Your instructions ->
Quote the records beneath, complete and exact. Leave out images.

====== Given entries ======

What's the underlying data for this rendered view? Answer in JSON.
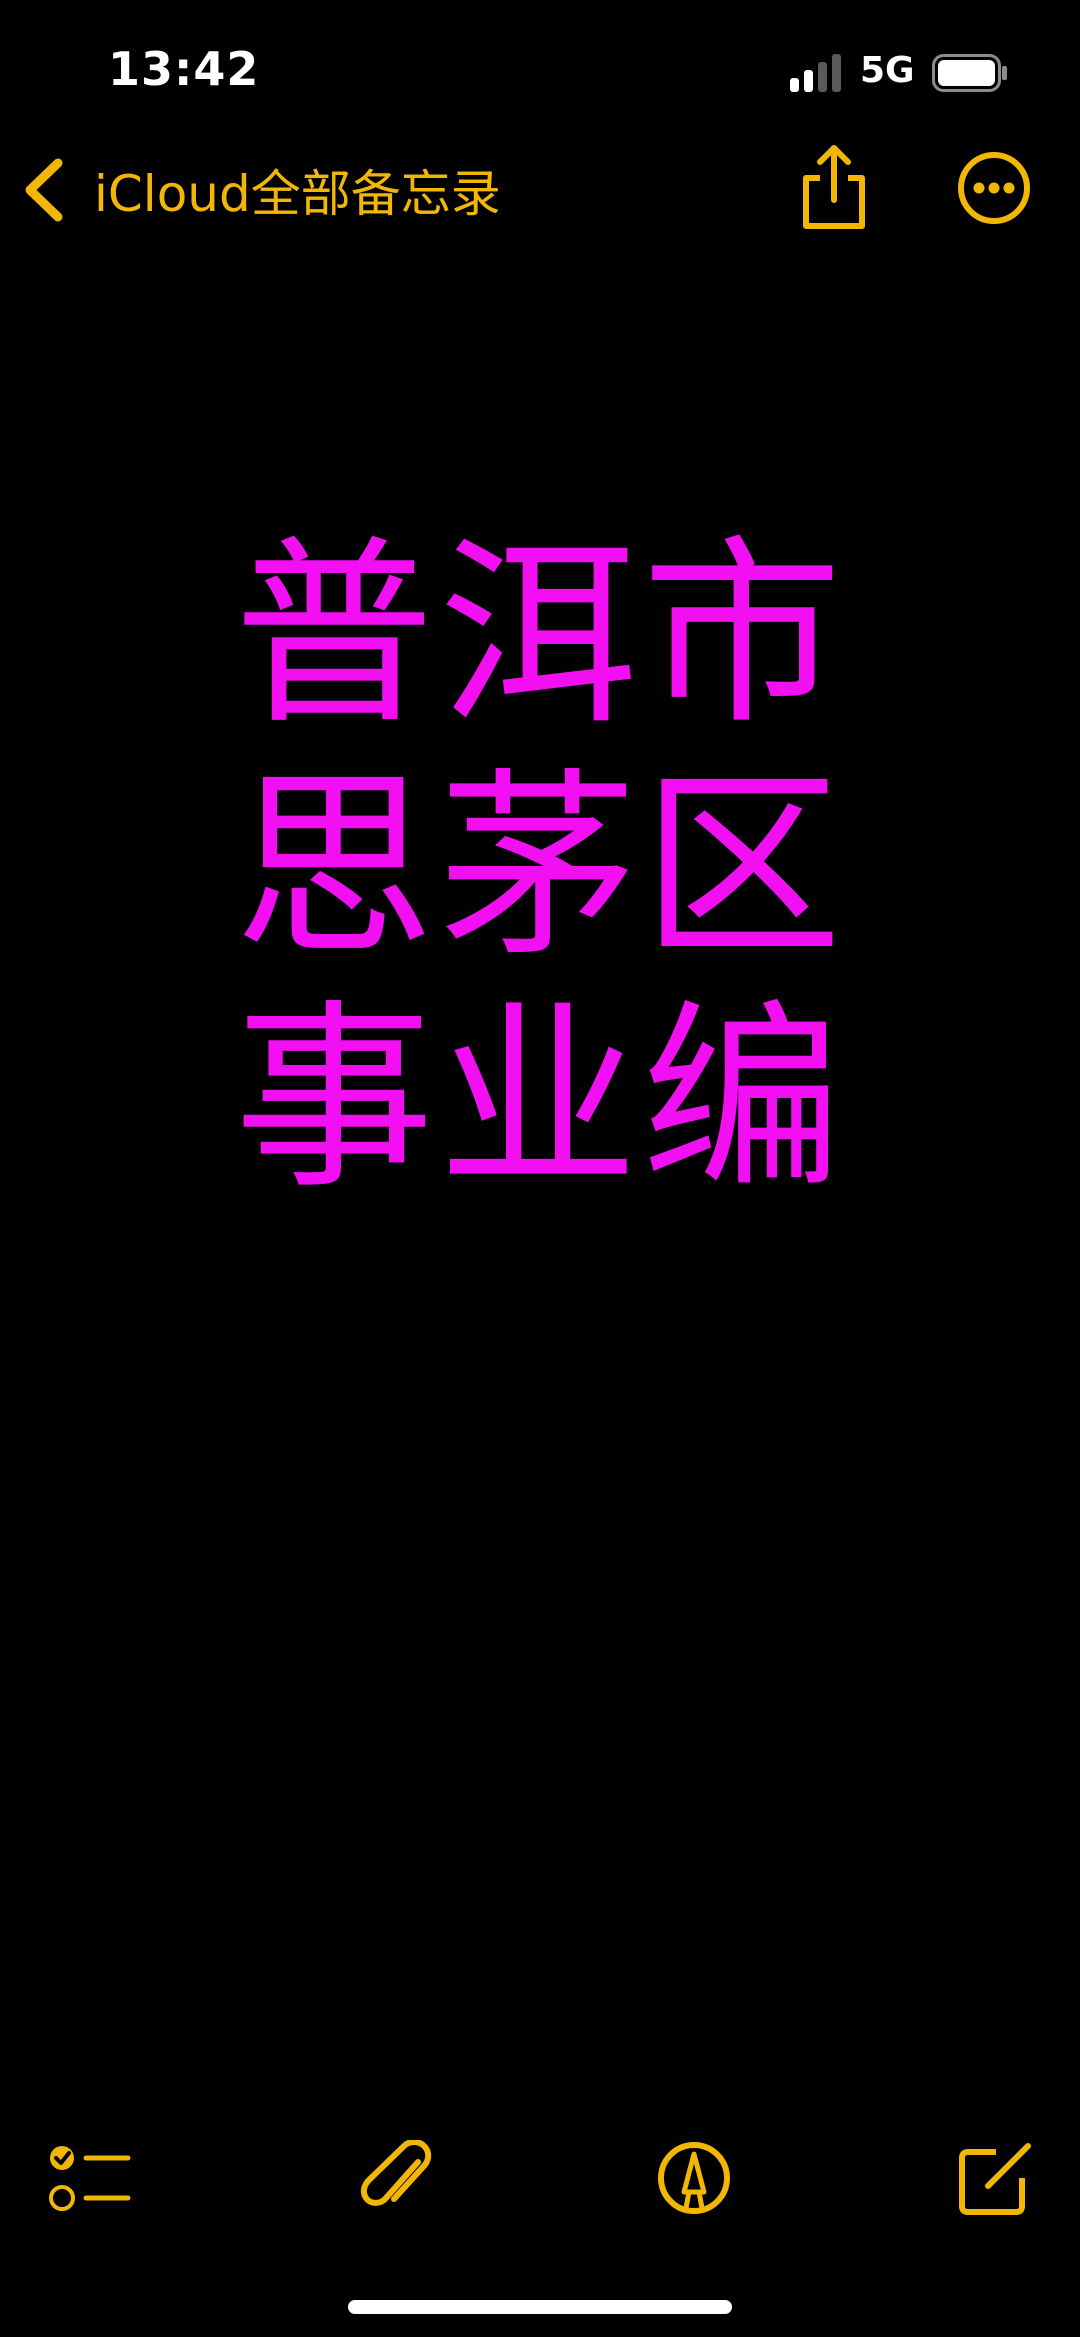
{
  "status_bar": {
    "time": "13:42",
    "network": "5G",
    "battery_icon": "battery-icon",
    "signal_icon": "signal-icon"
  },
  "nav": {
    "back_label": "iCloud全部备忘录",
    "back_icon": "chevron-left-icon",
    "share_icon": "share-icon",
    "more_icon": "more-icon"
  },
  "note": {
    "lines": [
      "普洱市",
      "思茅区",
      "事业编"
    ]
  },
  "toolbar": {
    "checklist_icon": "checklist-icon",
    "attach_icon": "paperclip-icon",
    "markup_icon": "markup-pen-icon",
    "compose_icon": "compose-icon"
  },
  "colors": {
    "accent": "#f2b705",
    "note_text": "#f20ff2",
    "background": "#000000"
  }
}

======

Full solution ->
What's the underlying data for this rendered view? Answer in JSON.
{
  "status_bar": {
    "time": "13:42",
    "network": "5G",
    "battery_icon": "battery-icon",
    "signal_icon": "signal-icon"
  },
  "nav": {
    "back_label": "iCloud全部备忘录",
    "back_icon": "chevron-left-icon",
    "share_icon": "share-icon",
    "more_icon": "more-icon"
  },
  "note": {
    "lines": [
      "普洱市",
      "思茅区",
      "事业编"
    ]
  },
  "toolbar": {
    "checklist_icon": "checklist-icon",
    "attach_icon": "paperclip-icon",
    "markup_icon": "markup-pen-icon",
    "compose_icon": "compose-icon"
  },
  "colors": {
    "accent": "#f2b705",
    "note_text": "#f20ff2",
    "background": "#000000"
  }
}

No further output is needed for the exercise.